*Your task*:
Output all the entries word for word. Omit the pictures.

*Source material*:
....
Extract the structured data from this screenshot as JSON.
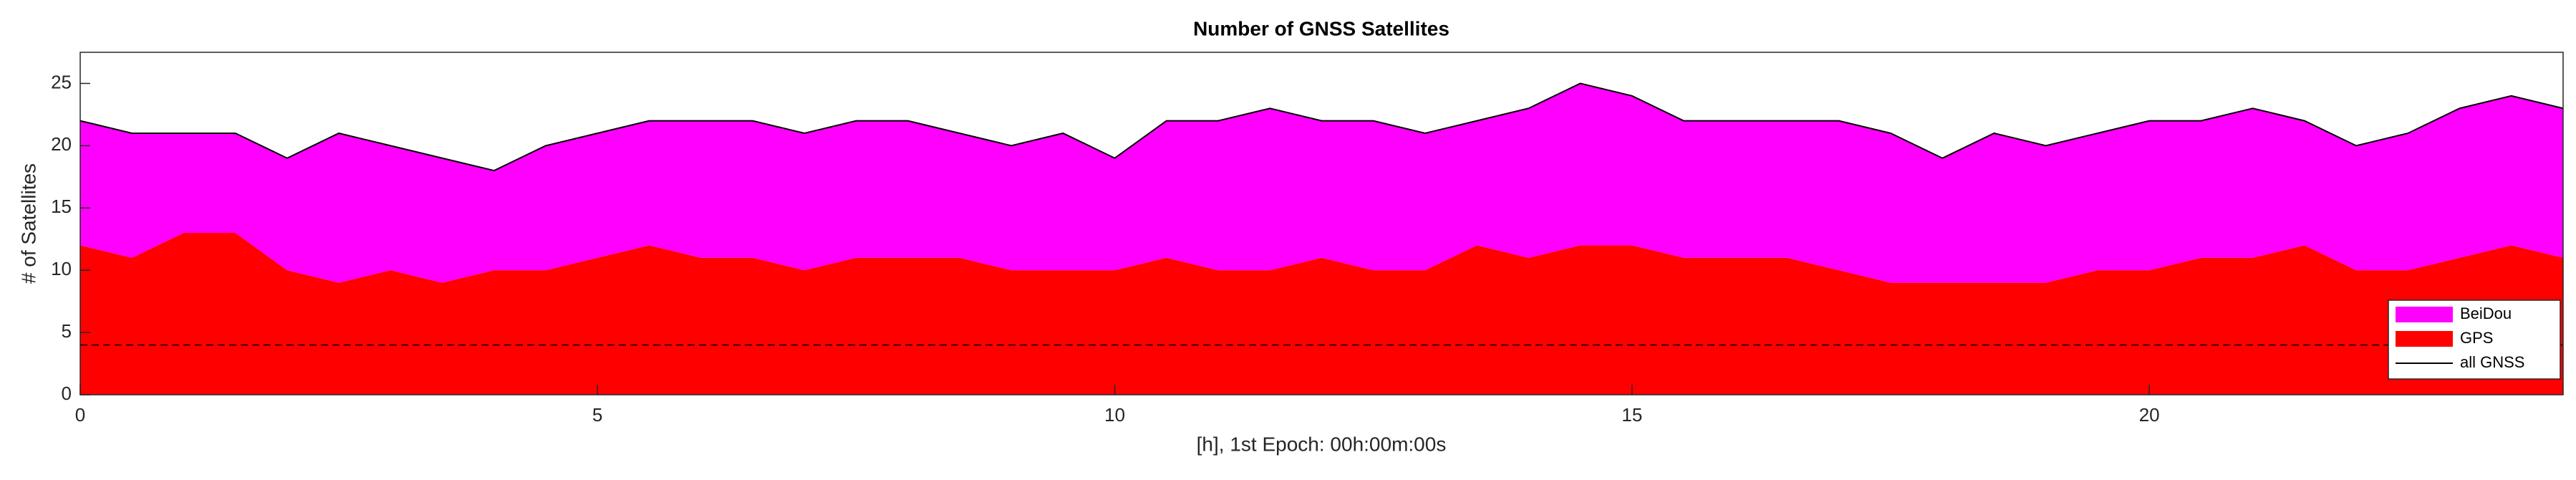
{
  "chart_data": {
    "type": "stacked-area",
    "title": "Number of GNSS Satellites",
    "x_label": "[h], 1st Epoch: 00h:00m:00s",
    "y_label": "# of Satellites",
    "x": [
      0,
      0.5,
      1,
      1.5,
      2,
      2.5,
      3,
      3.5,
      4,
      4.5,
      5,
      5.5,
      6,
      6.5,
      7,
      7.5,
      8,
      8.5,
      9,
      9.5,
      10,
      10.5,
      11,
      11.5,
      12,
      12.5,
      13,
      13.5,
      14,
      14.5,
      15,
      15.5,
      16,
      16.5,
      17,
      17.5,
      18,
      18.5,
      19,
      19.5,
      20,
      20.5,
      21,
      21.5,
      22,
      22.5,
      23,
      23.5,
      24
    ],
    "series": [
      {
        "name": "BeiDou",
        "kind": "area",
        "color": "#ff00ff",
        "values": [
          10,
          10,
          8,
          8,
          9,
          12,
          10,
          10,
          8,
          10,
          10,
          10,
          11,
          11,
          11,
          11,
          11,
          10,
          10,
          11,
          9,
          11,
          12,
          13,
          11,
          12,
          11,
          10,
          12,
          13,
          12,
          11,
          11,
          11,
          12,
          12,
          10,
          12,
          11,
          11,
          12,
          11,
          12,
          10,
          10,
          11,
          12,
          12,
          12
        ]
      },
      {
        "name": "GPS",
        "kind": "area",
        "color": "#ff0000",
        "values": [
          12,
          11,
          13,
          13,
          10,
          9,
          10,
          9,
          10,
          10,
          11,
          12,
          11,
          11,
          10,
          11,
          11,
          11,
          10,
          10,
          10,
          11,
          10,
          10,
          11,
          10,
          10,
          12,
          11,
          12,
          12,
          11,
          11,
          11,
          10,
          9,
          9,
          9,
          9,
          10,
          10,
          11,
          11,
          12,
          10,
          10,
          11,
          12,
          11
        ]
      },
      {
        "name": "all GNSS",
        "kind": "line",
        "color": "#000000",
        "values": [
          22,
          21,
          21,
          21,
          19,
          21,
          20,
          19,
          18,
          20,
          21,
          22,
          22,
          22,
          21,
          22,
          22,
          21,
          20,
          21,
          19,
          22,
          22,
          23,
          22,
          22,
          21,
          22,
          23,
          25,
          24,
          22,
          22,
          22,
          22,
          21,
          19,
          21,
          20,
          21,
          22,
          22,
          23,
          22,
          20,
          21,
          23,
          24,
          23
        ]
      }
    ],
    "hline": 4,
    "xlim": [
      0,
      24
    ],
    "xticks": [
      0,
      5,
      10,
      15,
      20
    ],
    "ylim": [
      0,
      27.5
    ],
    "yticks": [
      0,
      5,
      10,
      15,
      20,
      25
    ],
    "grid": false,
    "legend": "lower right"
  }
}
....
*Expected output*:
Extract the structured data from this screenshot as JSON.
{
  "chart_data": {
    "type": "stacked-area",
    "title": "Number of GNSS Satellites",
    "x_label": "[h], 1st Epoch: 00h:00m:00s",
    "y_label": "# of Satellites",
    "x": [
      0,
      0.5,
      1,
      1.5,
      2,
      2.5,
      3,
      3.5,
      4,
      4.5,
      5,
      5.5,
      6,
      6.5,
      7,
      7.5,
      8,
      8.5,
      9,
      9.5,
      10,
      10.5,
      11,
      11.5,
      12,
      12.5,
      13,
      13.5,
      14,
      14.5,
      15,
      15.5,
      16,
      16.5,
      17,
      17.5,
      18,
      18.5,
      19,
      19.5,
      20,
      20.5,
      21,
      21.5,
      22,
      22.5,
      23,
      23.5,
      24
    ],
    "series": [
      {
        "name": "BeiDou",
        "kind": "area",
        "color": "#ff00ff",
        "values": [
          10,
          10,
          8,
          8,
          9,
          12,
          10,
          10,
          8,
          10,
          10,
          10,
          11,
          11,
          11,
          11,
          11,
          10,
          10,
          11,
          9,
          11,
          12,
          13,
          11,
          12,
          11,
          10,
          12,
          13,
          12,
          11,
          11,
          11,
          12,
          12,
          10,
          12,
          11,
          11,
          12,
          11,
          12,
          10,
          10,
          11,
          12,
          12,
          12
        ]
      },
      {
        "name": "GPS",
        "kind": "area",
        "color": "#ff0000",
        "values": [
          12,
          11,
          13,
          13,
          10,
          9,
          10,
          9,
          10,
          10,
          11,
          12,
          11,
          11,
          10,
          11,
          11,
          11,
          10,
          10,
          10,
          11,
          10,
          10,
          11,
          10,
          10,
          12,
          11,
          12,
          12,
          11,
          11,
          11,
          10,
          9,
          9,
          9,
          9,
          10,
          10,
          11,
          11,
          12,
          10,
          10,
          11,
          12,
          11
        ]
      },
      {
        "name": "all GNSS",
        "kind": "line",
        "color": "#000000",
        "values": [
          22,
          21,
          21,
          21,
          19,
          21,
          20,
          19,
          18,
          20,
          21,
          22,
          22,
          22,
          21,
          22,
          22,
          21,
          20,
          21,
          19,
          22,
          22,
          23,
          22,
          22,
          21,
          22,
          23,
          25,
          24,
          22,
          22,
          22,
          22,
          21,
          19,
          21,
          20,
          21,
          22,
          22,
          23,
          22,
          20,
          21,
          23,
          24,
          23
        ]
      }
    ],
    "hline": 4,
    "xlim": [
      0,
      24
    ],
    "xticks": [
      0,
      5,
      10,
      15,
      20
    ],
    "ylim": [
      0,
      27.5
    ],
    "yticks": [
      0,
      5,
      10,
      15,
      20,
      25
    ],
    "grid": false,
    "legend": "lower right"
  }
}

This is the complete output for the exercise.